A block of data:

::::::::

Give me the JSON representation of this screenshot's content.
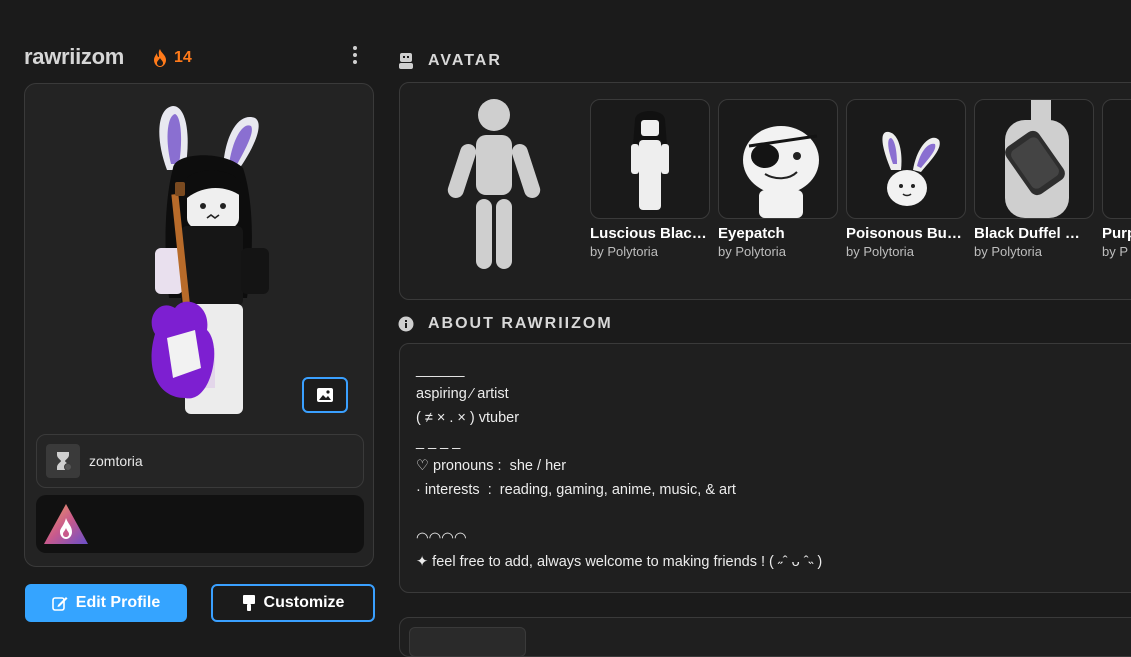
{
  "profile": {
    "username": "rawriizom",
    "streak_count": "14",
    "streak_color": "#ff7a1a"
  },
  "icons": {
    "streak": "flame-icon",
    "menu": "kebab-menu-icon",
    "image": "image-icon",
    "guild": "hourglass-icon",
    "badge": "flame-triangle-badge-icon",
    "edit": "pencil-icon",
    "customize": "paint-brush-icon",
    "avatar_section": "avatar-icon",
    "about_section": "info-icon"
  },
  "guild": {
    "name": "zomtoria"
  },
  "buttons": {
    "edit_profile": "Edit Profile",
    "customize": "Customize",
    "accent": "#35a4ff"
  },
  "sections": {
    "avatar_title": "AVATAR",
    "about_title": "ABOUT RAWRIIZOM"
  },
  "avatar_items": [
    {
      "name": "Luscious Blac…",
      "creator": "by Polytoria"
    },
    {
      "name": "Eyepatch",
      "creator": "by Polytoria"
    },
    {
      "name": "Poisonous Bu…",
      "creator": "by Polytoria"
    },
    {
      "name": "Black Duffel …",
      "creator": "by Polytoria"
    },
    {
      "name": "Purp",
      "creator": "by P"
    }
  ],
  "about": {
    "lines": [
      "______",
      "aspiring ⁄ artist",
      "( ≠ × . × ) vtuber",
      "_ _ _ _",
      "♡ pronouns :  she / her",
      "· interests  :  reading, gaming, anime, music, & art",
      "",
      "◠◠◠◠",
      "✦ feel free to add, always welcome to making friends ! ( ˶ˆ ᴗ ˆ˵ )"
    ]
  }
}
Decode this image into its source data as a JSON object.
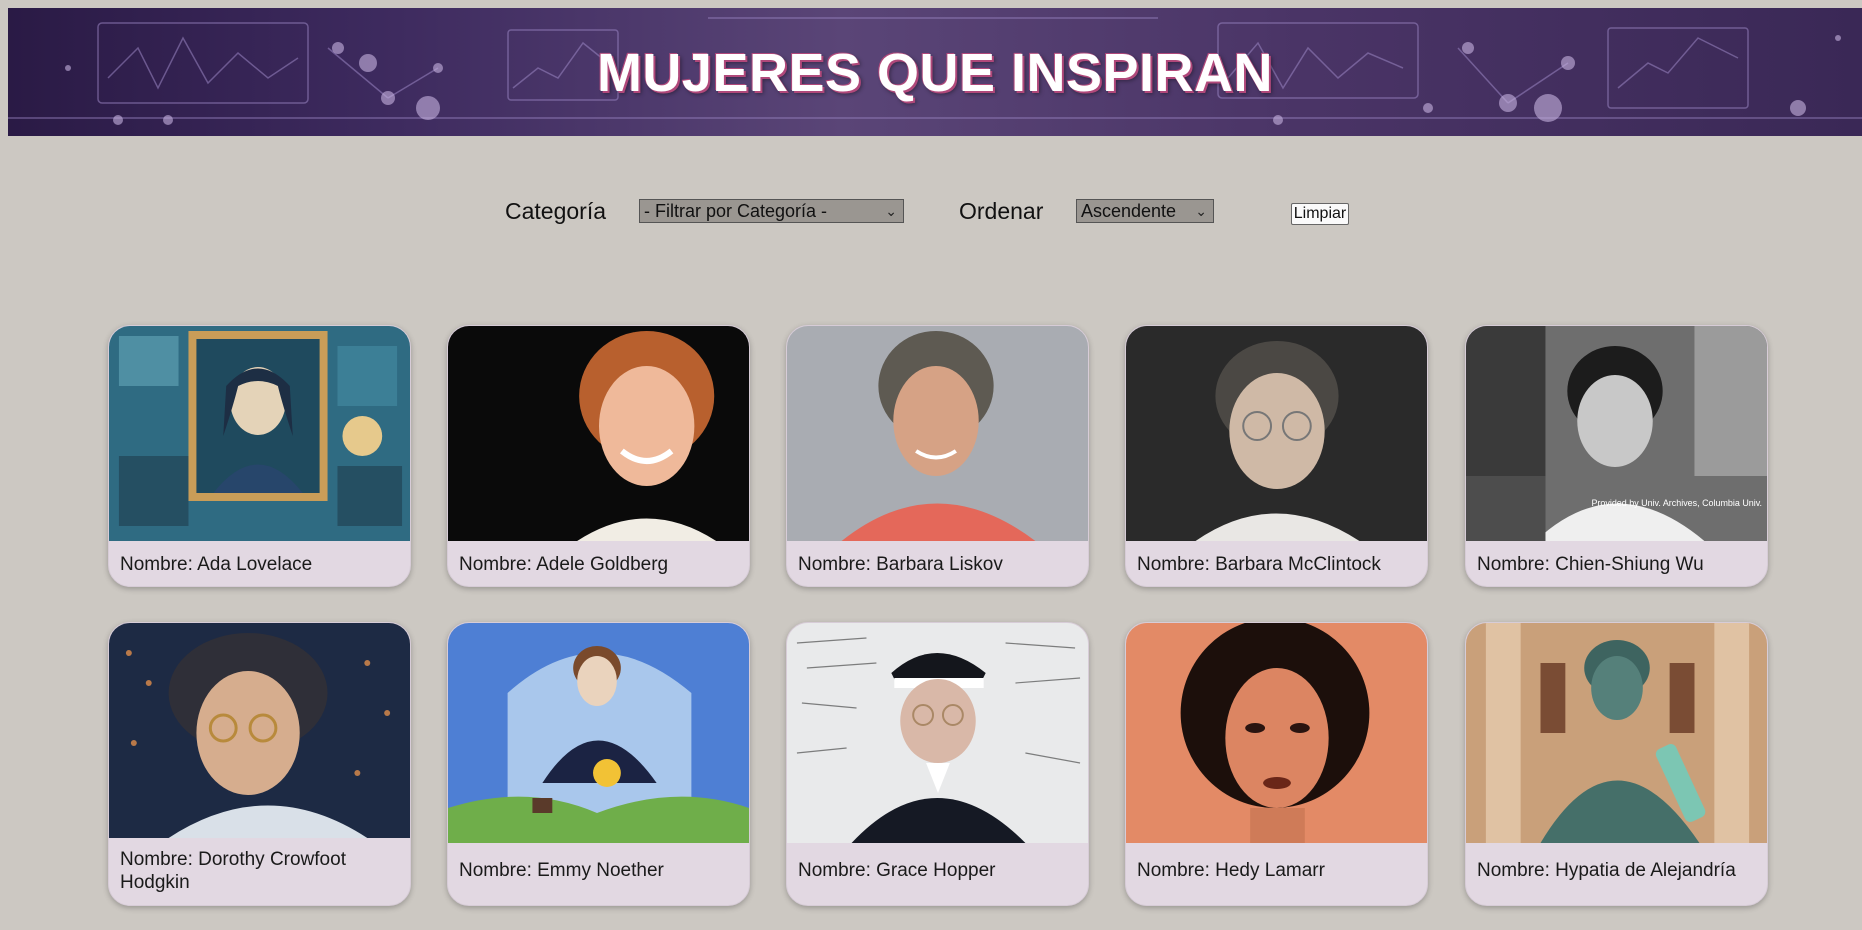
{
  "header": {
    "title": "MUJERES QUE INSPIRAN"
  },
  "filters": {
    "category_label": "Categoría",
    "category_selected": "- Filtrar por Categoría -",
    "order_label": "Ordenar",
    "order_selected": "Ascendente",
    "clear_button": "Limpiar"
  },
  "cards": [
    {
      "name": "Nombre: Ada Lovelace"
    },
    {
      "name": "Nombre: Adele Goldberg"
    },
    {
      "name": "Nombre: Barbara Liskov"
    },
    {
      "name": "Nombre: Barbara McClintock"
    },
    {
      "name": "Nombre: Chien-Shiung Wu"
    },
    {
      "name": "Nombre: Dorothy Crowfoot Hodgkin"
    },
    {
      "name": "Nombre: Emmy Noether"
    },
    {
      "name": "Nombre: Grace Hopper"
    },
    {
      "name": "Nombre: Hedy Lamarr"
    },
    {
      "name": "Nombre: Hypatia de Alejandría"
    }
  ],
  "photo_credit": "Provided by Univ. Archives, Columbia Univ.",
  "colors": {
    "page_bg": "#ccc8c2",
    "card_bg": "#e2d8e2",
    "banner_bg": "#3d2a5e",
    "title_shadow": "#b0487a"
  }
}
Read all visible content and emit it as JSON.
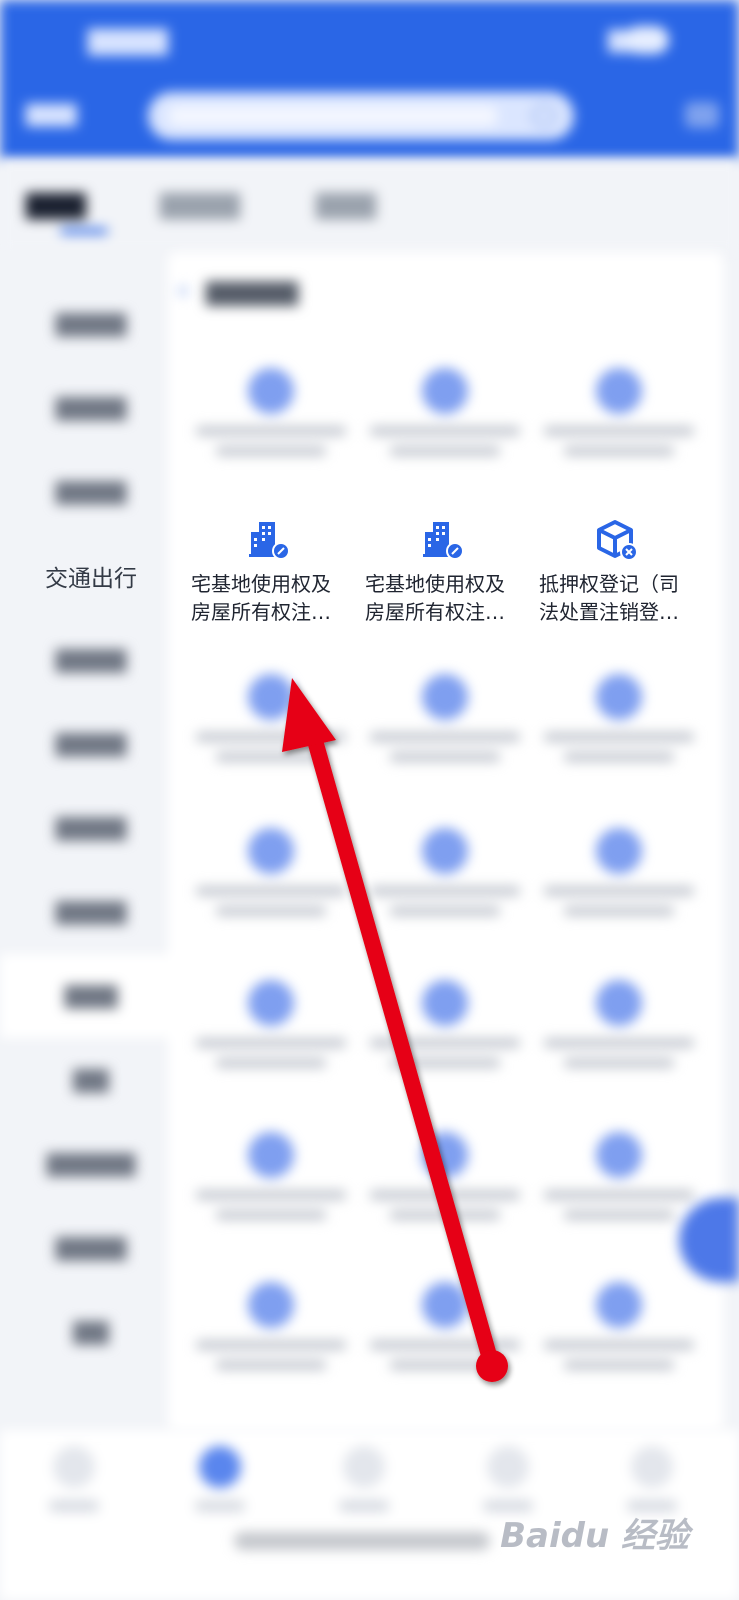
{
  "sidebar": {
    "selected_category": "交通出行"
  },
  "focus_row": {
    "items": [
      {
        "label": "宅基地使用权及\n房屋所有权注…",
        "icon": "building-edit-icon"
      },
      {
        "label": "宅基地使用权及\n房屋所有权注…",
        "icon": "building-edit-icon"
      },
      {
        "label": "抵押权登记（司\n法处置注销登…",
        "icon": "cube-close-icon"
      }
    ]
  },
  "colors": {
    "header": "#2a66e6",
    "icon": "#2a66e6",
    "arrow": "#e60012"
  }
}
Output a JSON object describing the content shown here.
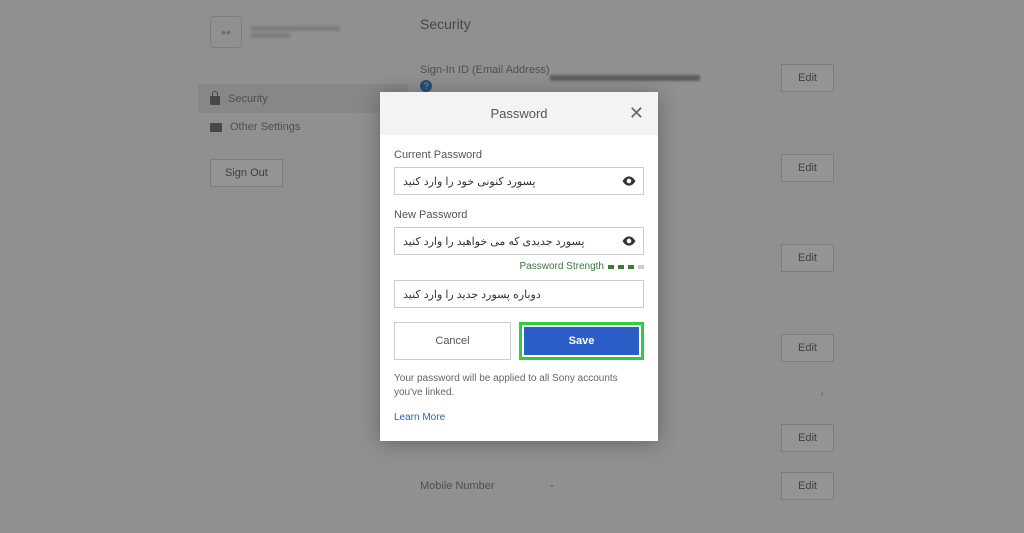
{
  "page": {
    "title": "Security"
  },
  "sidebar": {
    "items": [
      {
        "label": "Security"
      },
      {
        "label": "Other Settings"
      }
    ],
    "signout_label": "Sign Out"
  },
  "rows": {
    "signin_id_label": "Sign-In ID (Email Address)",
    "mobile_label": "Mobile Number",
    "mobile_value": "-",
    "edit_label": "Edit"
  },
  "modal": {
    "title": "Password",
    "current_label": "Current Password",
    "current_value": "پسورد کنونی خود را وارد کنید",
    "new_label": "New Password",
    "new_value": "پسورد جدیدی که می خواهید را وارد کنید",
    "strength_label": "Password Strength",
    "confirm_value": "دوباره پسورد جدید را وارد کنید",
    "cancel_label": "Cancel",
    "save_label": "Save",
    "info_text": "Your password will be applied to all Sony accounts you've linked.",
    "learn_more": "Learn More"
  }
}
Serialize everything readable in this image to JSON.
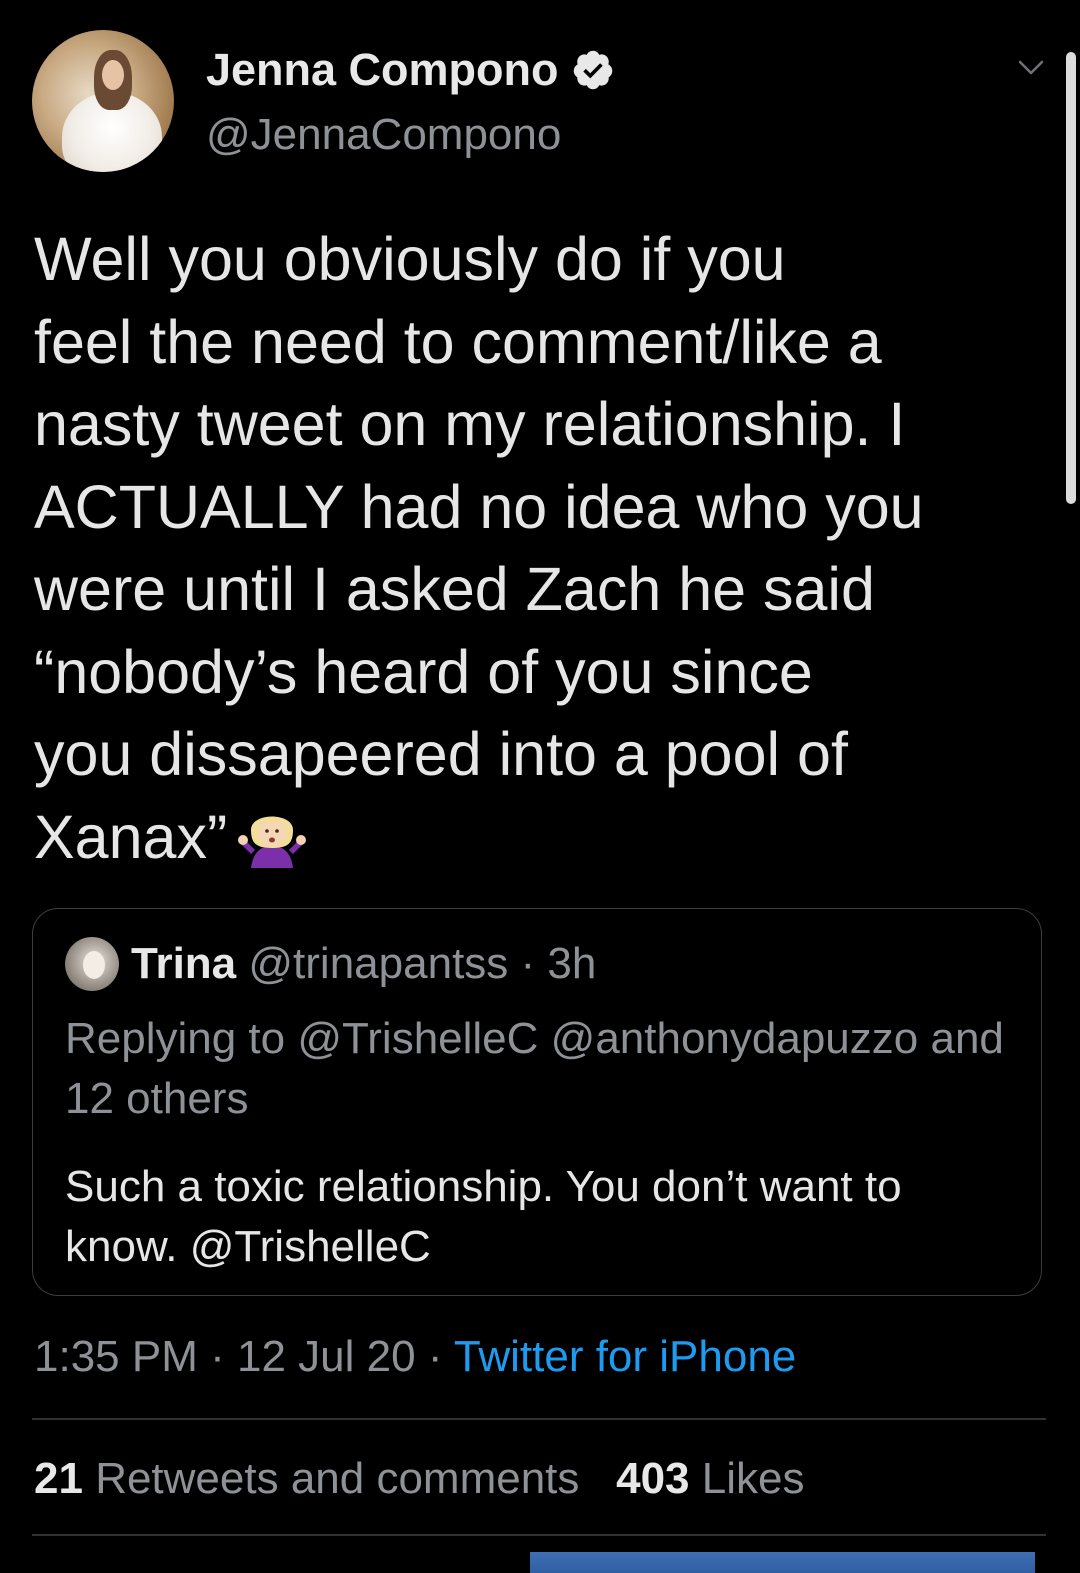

::::::::

STATED GOAL:
Tally the lines in the listing that hold "content" and report the number alone.

TASK RESULT:
3